- WHAT YOU SHOULD DO: With pictures left out, retype exactly the lines from the one containing "Give me the" through the final line of the entries.

- PROVIDED DATA:

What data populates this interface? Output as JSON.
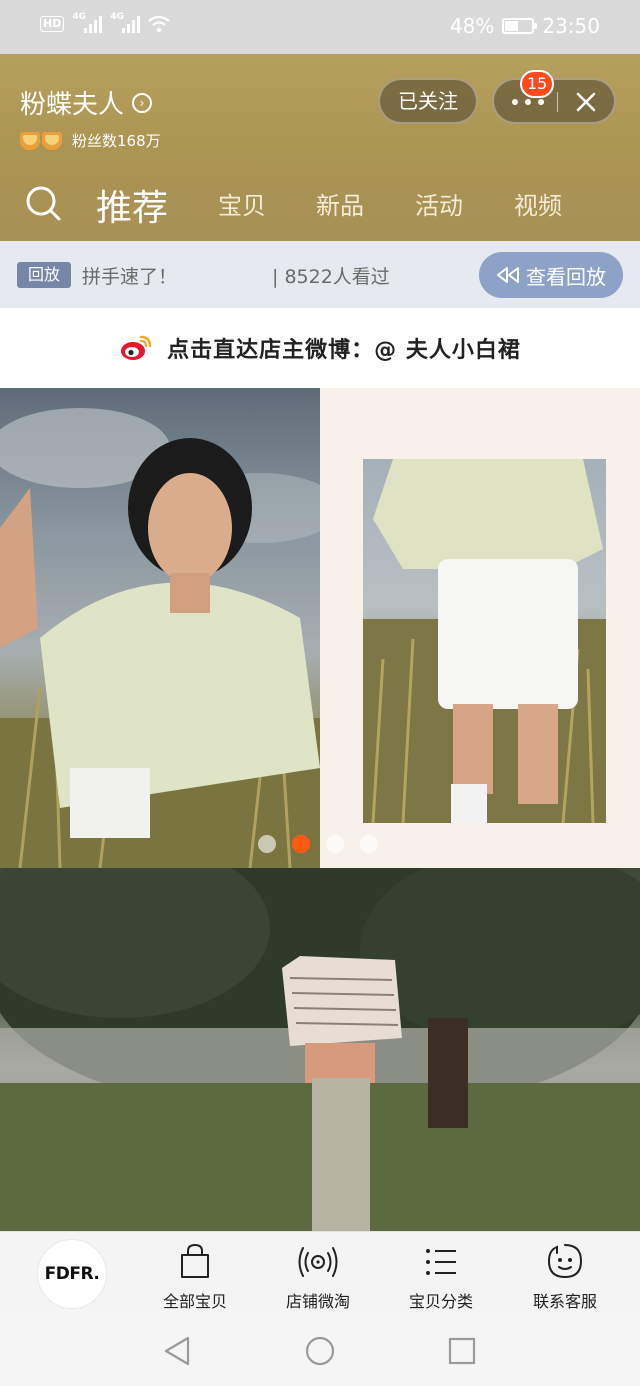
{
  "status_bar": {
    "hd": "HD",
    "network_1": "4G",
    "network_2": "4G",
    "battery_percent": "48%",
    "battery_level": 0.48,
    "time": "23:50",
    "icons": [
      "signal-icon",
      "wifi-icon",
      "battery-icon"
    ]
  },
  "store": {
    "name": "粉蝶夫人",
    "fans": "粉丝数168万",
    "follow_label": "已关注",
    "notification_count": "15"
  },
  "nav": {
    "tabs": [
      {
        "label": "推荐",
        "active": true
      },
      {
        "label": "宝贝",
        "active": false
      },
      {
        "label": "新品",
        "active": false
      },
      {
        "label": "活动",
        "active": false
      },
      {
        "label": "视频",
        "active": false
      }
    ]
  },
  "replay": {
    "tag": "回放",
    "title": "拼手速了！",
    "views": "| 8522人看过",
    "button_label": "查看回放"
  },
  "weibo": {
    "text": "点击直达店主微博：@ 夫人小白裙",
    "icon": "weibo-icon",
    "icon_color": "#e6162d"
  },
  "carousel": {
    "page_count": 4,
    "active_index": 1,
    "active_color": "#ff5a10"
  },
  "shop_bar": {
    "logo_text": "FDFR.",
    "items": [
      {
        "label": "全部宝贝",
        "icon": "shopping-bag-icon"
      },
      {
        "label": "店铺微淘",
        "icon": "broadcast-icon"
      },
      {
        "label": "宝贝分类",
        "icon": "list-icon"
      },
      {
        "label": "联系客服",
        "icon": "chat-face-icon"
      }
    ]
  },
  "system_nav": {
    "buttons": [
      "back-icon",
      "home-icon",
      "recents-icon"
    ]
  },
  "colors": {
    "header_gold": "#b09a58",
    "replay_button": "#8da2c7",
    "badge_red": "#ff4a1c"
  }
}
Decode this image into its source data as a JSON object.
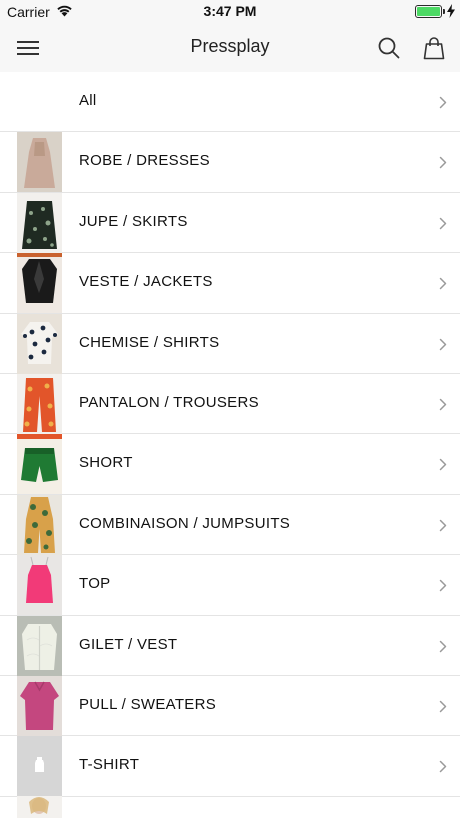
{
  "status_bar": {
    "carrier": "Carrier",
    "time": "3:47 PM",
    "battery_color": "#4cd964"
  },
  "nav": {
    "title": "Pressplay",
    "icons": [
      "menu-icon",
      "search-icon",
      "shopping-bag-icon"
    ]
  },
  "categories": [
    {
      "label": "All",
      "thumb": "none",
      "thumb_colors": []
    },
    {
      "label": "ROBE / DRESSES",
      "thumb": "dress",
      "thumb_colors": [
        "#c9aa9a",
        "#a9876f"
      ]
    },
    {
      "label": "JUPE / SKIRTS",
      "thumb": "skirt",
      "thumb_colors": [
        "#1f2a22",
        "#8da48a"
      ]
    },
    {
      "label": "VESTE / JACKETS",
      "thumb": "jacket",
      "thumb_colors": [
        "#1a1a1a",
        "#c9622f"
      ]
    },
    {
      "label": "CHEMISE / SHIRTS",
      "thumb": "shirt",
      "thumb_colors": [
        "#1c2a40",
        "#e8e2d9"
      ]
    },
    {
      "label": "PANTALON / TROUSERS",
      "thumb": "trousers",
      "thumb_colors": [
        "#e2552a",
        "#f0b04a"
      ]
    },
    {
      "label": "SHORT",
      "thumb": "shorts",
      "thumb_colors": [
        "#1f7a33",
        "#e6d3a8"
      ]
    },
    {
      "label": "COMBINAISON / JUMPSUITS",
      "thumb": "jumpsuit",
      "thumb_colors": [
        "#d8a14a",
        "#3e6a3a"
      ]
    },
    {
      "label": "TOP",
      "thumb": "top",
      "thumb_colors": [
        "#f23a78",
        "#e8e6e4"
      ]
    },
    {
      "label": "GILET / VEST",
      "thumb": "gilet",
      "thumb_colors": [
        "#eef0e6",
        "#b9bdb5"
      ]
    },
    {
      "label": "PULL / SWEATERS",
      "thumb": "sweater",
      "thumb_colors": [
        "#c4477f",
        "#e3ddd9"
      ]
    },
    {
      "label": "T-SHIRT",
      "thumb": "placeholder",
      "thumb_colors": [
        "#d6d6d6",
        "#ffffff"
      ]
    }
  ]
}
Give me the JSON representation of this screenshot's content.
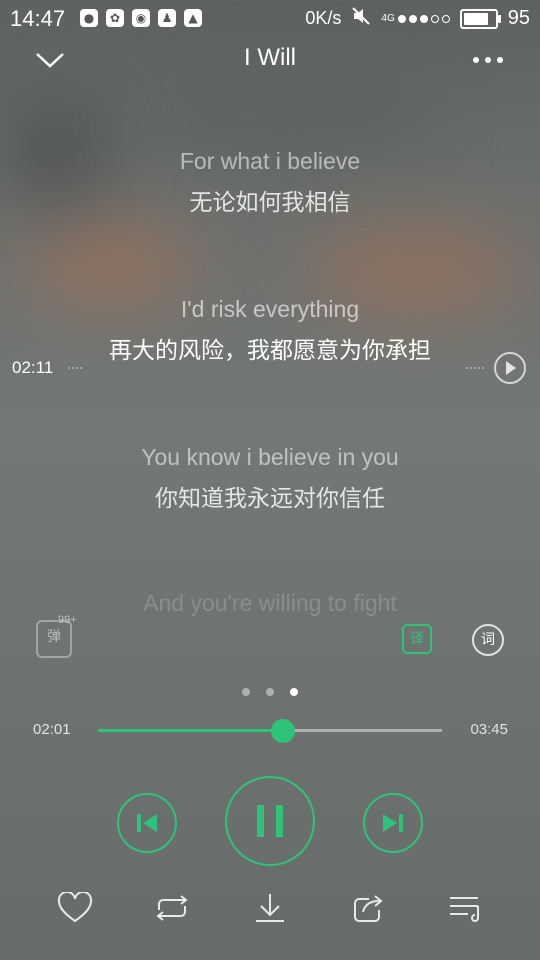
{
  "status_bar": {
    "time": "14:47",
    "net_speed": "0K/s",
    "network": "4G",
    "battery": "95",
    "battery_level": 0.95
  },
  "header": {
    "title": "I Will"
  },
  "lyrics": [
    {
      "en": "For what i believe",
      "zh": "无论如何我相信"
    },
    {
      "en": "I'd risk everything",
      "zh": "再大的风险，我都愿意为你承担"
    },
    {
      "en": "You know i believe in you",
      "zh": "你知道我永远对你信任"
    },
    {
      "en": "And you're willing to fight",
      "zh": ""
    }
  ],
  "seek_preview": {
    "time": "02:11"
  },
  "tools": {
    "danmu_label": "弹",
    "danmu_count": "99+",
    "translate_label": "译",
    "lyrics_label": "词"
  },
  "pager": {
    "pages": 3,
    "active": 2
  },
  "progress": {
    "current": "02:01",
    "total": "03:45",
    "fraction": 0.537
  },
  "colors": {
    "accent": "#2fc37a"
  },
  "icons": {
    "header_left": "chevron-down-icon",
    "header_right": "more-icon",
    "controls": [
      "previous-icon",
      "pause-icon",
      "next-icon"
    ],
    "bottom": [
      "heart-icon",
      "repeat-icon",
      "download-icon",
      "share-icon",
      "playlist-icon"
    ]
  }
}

- SOLUTION:
Give me the JSON representation of this screenshot's content.
{
  "status_bar": {
    "time": "14:47",
    "net_speed": "0K/s",
    "network": "4G",
    "battery": "95",
    "battery_level": 0.95
  },
  "header": {
    "title": "I Will"
  },
  "lyrics": [
    {
      "en": "For what i believe",
      "zh": "无论如何我相信"
    },
    {
      "en": "I'd risk everything",
      "zh": "再大的风险，我都愿意为你承担"
    },
    {
      "en": "You know i believe in you",
      "zh": "你知道我永远对你信任"
    },
    {
      "en": "And you're willing to fight",
      "zh": ""
    }
  ],
  "seek_preview": {
    "time": "02:11"
  },
  "tools": {
    "danmu_label": "弹",
    "danmu_count": "99+",
    "translate_label": "译",
    "lyrics_label": "词"
  },
  "pager": {
    "pages": 3,
    "active": 2
  },
  "progress": {
    "current": "02:01",
    "total": "03:45",
    "fraction": 0.537
  },
  "colors": {
    "accent": "#2fc37a"
  },
  "icons": {
    "header_left": "chevron-down-icon",
    "header_right": "more-icon",
    "controls": [
      "previous-icon",
      "pause-icon",
      "next-icon"
    ],
    "bottom": [
      "heart-icon",
      "repeat-icon",
      "download-icon",
      "share-icon",
      "playlist-icon"
    ]
  }
}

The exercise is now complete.